Collected data:
# # #

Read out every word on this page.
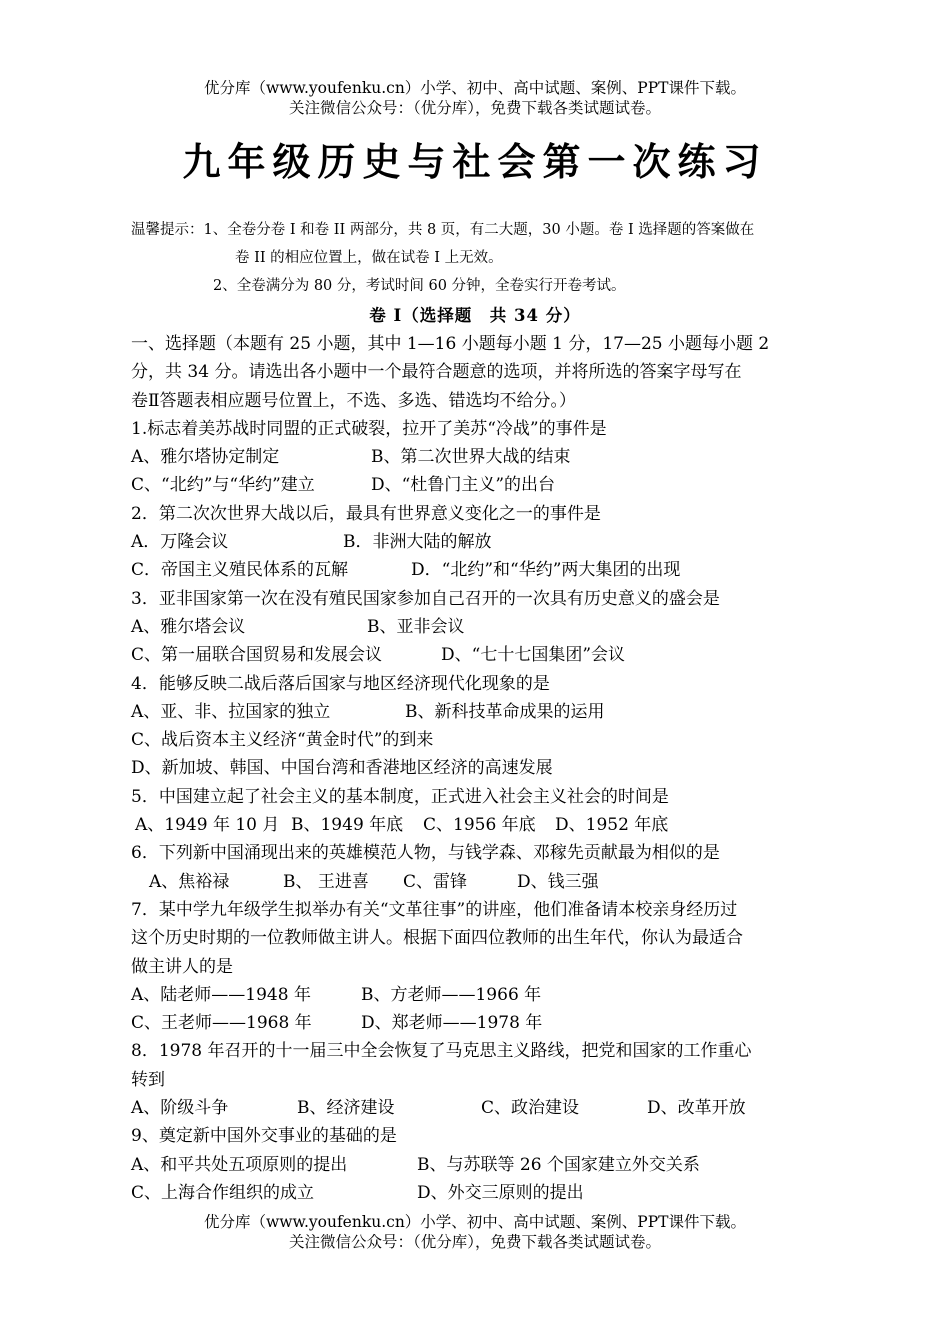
优分库（www.youfenku.cn）小学、初中、高中试题、案例、PPT课件下载。
关注微信公众号：（优分库），免费下载各类试题试卷。
九年级历史与社会第一次练习
温馨提示：1、全卷分卷 I 和卷 II 两部分，共 8 页，有二大题，30 小题。卷 I 选择题的答案做在
卷 II 的相应位置上，做在试卷 I 上无效。
2、全卷满分为 80 分，考试时间 60 分钟，全卷实行开卷考试。
卷 Ⅰ（选择题　共 34 分）
一、选择题（本题有 25 小题，其中 1—16 小题每小题 1 分，17—25 小题每小题 2
分，共 34 分。请选出各小题中一个最符合题意的选项，并将所选的答案字母写在
卷Ⅱ答题表相应题号位置上，不选、多选、错选均不给分。）
1.标志着美苏战时同盟的正式破裂，拉开了美苏“冷战”的事件是
A、雅尔塔协定制定	B、第二次世界大战的结束
C、“北约”与“华约”建立	D、“杜鲁门主义”的出台
2．第二次次世界大战以后，最具有世界意义变化之一的事件是
A．万隆会议	B．非洲大陆的解放
C．帝国主义殖民体系的瓦解	D．“北约”和“华约”两大集团的出现
3．亚非国家第一次在没有殖民国家参加自己召开的一次具有历史意义的盛会是
A、雅尔塔会议	B、亚非会议
C、第一届联合国贸易和发展会议	D、“七十七国集团”会议
4．能够反映二战后落后国家与地区经济现代化现象的是
A、亚、非、拉国家的独立	B、新科技革命成果的运用
C、战后资本主义经济“黄金时代”的到来
D、新加坡、韩国、中国台湾和香港地区经济的高速发展
5．中国建立起了社会主义的基本制度，正式进入社会主义社会的时间是
A、1949 年 10 月 B、1949 年底 C、1956 年底 D、1952 年底
6．下列新中国涌现出来的英雄模范人物，与钱学森、邓稼先贡献最为相似的是
A、焦裕禄	B、 王进喜 C、雷锋	D、钱三强
7．某中学九年级学生拟举办有关“文革往事”的讲座，他们准备请本校亲身经历过
这个历史时期的一位教师做主讲人。根据下面四位教师的出生年代，你认为最适合
做主讲人的是
A、陆老师——1948 年	B、方老师——1966 年
C、王老师——1968 年	D、郑老师——1978 年
8．1978 年召开的十一届三中全会恢复了马克思主义路线，把党和国家的工作重心
转到
A、阶级斗争	B、经济建设	C、政治建设	D、改革开放
9、奠定新中国外交事业的基础的是
A、和平共处五项原则的提出	B、与苏联等 26 个国家建立外交关系
C、上海合作组织的成立	D、外交三原则的提出
优分库（www.youfenku.cn）小学、初中、高中试题、案例、PPT课件下载。
关注微信公众号：（优分库），免费下载各类试题试卷。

# # #

TASK GOAL: Leave the pictures out, and print every line of the listing exactly as written.

SOLUTION:
Read out every word on this page.
优分库（www.youfenku.cn）小学、初中、高中试题、案例、PPT课件下载。
关注微信公众号：（优分库），免费下载各类试题试卷。
九年级历史与社会第一次练习
温馨提示：1、全卷分卷 I 和卷 II 两部分，共 8 页，有二大题，30 小题。卷 I 选择题的答案做在
卷 II 的相应位置上，做在试卷 I 上无效。
2、全卷满分为 80 分，考试时间 60 分钟，全卷实行开卷考试。
卷 Ⅰ（选择题　共 34 分）
一、选择题（本题有 25 小题，其中 1—16 小题每小题 1 分，17—25 小题每小题 2
分，共 34 分。请选出各小题中一个最符合题意的选项，并将所选的答案字母写在
卷Ⅱ答题表相应题号位置上，不选、多选、错选均不给分。）
1.标志着美苏战时同盟的正式破裂，拉开了美苏“冷战”的事件是
A、雅尔塔协定制定	B、第二次世界大战的结束
C、“北约”与“华约”建立	D、“杜鲁门主义”的出台
2．第二次次世界大战以后，最具有世界意义变化之一的事件是
A．万隆会议	B．非洲大陆的解放
C．帝国主义殖民体系的瓦解	D．“北约”和“华约”两大集团的出现
3．亚非国家第一次在没有殖民国家参加自己召开的一次具有历史意义的盛会是
A、雅尔塔会议	B、亚非会议
C、第一届联合国贸易和发展会议	D、“七十七国集团”会议
4．能够反映二战后落后国家与地区经济现代化现象的是
A、亚、非、拉国家的独立	B、新科技革命成果的运用
C、战后资本主义经济“黄金时代”的到来
D、新加坡、韩国、中国台湾和香港地区经济的高速发展
5．中国建立起了社会主义的基本制度，正式进入社会主义社会的时间是
A、1949 年 10 月 B、1949 年底 C、1956 年底 D、1952 年底
6．下列新中国涌现出来的英雄模范人物，与钱学森、邓稼先贡献最为相似的是
A、焦裕禄	B、 王进喜 C、雷锋	D、钱三强
7．某中学九年级学生拟举办有关“文革往事”的讲座，他们准备请本校亲身经历过
这个历史时期的一位教师做主讲人。根据下面四位教师的出生年代，你认为最适合
做主讲人的是
A、陆老师——1948 年	B、方老师——1966 年
C、王老师——1968 年	D、郑老师——1978 年
8．1978 年召开的十一届三中全会恢复了马克思主义路线，把党和国家的工作重心
转到
A、阶级斗争	B、经济建设	C、政治建设	D、改革开放
9、奠定新中国外交事业的基础的是
A、和平共处五项原则的提出	B、与苏联等 26 个国家建立外交关系
C、上海合作组织的成立	D、外交三原则的提出
优分库（www.youfenku.cn）小学、初中、高中试题、案例、PPT课件下载。
关注微信公众号：（优分库），免费下载各类试题试卷。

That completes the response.